## Problem statement
Gather every line that includes the word "Read", please.

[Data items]
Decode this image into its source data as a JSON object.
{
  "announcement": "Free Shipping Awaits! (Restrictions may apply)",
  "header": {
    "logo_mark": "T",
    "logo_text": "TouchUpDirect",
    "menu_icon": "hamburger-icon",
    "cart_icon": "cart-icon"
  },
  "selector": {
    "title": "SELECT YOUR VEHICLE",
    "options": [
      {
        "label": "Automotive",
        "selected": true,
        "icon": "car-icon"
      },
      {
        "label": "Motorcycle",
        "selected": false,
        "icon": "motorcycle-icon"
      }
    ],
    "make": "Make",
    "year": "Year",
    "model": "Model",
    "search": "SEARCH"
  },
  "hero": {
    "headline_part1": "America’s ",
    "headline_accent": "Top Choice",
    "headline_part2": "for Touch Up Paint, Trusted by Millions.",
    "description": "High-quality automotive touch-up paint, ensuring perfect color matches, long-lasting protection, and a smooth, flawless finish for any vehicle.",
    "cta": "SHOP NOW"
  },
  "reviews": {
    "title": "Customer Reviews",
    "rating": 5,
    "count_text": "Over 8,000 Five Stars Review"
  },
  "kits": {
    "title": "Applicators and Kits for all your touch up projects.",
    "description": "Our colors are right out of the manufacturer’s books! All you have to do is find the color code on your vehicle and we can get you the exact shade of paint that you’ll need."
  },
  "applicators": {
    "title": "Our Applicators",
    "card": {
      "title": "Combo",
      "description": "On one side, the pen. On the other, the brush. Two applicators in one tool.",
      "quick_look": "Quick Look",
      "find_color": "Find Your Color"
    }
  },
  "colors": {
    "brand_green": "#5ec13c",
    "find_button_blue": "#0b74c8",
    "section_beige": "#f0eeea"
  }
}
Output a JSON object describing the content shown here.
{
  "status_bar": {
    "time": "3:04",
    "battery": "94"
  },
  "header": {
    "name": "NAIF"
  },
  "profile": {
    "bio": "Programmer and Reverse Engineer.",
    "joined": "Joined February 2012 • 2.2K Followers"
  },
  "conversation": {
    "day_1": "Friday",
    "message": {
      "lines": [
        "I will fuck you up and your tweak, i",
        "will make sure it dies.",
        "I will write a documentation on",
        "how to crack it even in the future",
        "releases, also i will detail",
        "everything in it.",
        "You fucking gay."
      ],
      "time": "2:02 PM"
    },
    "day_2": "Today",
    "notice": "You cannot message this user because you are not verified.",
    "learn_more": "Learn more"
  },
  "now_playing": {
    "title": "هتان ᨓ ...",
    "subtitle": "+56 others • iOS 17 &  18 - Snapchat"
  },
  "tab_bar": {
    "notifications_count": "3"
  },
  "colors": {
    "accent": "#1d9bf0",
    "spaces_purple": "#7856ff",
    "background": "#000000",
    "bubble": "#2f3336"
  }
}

==

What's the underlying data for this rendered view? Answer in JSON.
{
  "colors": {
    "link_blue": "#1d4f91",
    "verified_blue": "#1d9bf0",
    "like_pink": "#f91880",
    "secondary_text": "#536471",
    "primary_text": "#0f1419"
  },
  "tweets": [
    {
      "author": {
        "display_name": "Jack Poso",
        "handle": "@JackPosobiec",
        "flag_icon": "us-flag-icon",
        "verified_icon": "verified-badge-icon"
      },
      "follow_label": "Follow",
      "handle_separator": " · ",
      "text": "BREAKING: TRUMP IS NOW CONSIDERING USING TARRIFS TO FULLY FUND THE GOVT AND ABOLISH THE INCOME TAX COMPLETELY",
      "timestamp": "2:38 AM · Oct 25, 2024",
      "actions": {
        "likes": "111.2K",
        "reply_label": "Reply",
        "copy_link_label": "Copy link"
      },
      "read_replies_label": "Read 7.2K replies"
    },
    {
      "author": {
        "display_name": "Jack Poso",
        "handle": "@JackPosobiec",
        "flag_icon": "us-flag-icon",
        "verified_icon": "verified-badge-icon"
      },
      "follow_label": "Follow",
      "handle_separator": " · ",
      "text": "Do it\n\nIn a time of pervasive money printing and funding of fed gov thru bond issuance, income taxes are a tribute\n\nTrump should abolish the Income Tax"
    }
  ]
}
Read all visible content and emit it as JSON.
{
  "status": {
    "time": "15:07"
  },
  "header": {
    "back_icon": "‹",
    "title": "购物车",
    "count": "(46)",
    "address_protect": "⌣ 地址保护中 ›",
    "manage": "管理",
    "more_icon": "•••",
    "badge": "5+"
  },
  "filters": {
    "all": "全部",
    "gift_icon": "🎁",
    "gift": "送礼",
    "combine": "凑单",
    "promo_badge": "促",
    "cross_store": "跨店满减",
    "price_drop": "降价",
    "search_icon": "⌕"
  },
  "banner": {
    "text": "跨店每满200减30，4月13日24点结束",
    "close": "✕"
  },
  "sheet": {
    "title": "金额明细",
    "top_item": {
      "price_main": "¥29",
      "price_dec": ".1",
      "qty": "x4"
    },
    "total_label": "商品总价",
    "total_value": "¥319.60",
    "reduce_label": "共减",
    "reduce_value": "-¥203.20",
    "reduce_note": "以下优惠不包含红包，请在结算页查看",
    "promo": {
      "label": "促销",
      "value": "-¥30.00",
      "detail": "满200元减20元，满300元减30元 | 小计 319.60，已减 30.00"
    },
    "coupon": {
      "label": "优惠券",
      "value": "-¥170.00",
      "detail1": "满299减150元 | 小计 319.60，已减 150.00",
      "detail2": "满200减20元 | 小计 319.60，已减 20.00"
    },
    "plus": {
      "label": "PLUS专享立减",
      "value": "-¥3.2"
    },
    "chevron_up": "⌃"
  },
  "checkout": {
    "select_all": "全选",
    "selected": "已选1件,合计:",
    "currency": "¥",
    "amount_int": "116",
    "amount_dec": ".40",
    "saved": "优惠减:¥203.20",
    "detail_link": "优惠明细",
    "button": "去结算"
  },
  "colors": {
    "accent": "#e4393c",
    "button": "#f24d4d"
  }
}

==

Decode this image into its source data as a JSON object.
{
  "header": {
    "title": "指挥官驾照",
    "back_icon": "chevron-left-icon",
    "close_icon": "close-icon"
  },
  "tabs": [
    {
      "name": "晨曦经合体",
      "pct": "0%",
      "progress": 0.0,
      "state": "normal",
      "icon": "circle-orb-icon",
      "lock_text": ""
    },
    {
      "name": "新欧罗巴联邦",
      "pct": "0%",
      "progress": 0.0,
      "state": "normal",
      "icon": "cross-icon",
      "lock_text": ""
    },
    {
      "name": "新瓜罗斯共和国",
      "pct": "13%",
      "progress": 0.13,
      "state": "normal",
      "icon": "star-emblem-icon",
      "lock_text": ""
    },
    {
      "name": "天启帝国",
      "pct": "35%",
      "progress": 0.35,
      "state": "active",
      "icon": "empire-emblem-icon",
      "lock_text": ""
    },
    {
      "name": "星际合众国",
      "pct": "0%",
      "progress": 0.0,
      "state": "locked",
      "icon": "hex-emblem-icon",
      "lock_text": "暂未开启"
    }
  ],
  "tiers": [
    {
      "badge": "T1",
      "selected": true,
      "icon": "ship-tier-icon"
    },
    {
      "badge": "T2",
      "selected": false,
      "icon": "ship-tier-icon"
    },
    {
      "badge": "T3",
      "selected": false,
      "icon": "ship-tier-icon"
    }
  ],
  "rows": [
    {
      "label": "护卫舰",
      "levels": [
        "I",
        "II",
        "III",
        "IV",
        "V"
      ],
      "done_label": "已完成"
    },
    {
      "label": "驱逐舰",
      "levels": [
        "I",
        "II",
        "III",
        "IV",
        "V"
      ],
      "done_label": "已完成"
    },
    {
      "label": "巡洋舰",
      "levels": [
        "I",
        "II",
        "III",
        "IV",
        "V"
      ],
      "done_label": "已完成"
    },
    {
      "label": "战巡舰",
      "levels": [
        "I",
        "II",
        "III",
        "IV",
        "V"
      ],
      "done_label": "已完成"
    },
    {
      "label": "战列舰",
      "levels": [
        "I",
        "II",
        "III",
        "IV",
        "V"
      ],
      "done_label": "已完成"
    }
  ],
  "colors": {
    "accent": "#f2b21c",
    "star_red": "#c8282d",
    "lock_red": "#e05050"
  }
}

## Solution below
      "read_replies_label": "Read 7.2K replies"
Read all visible content and emit it as JSON.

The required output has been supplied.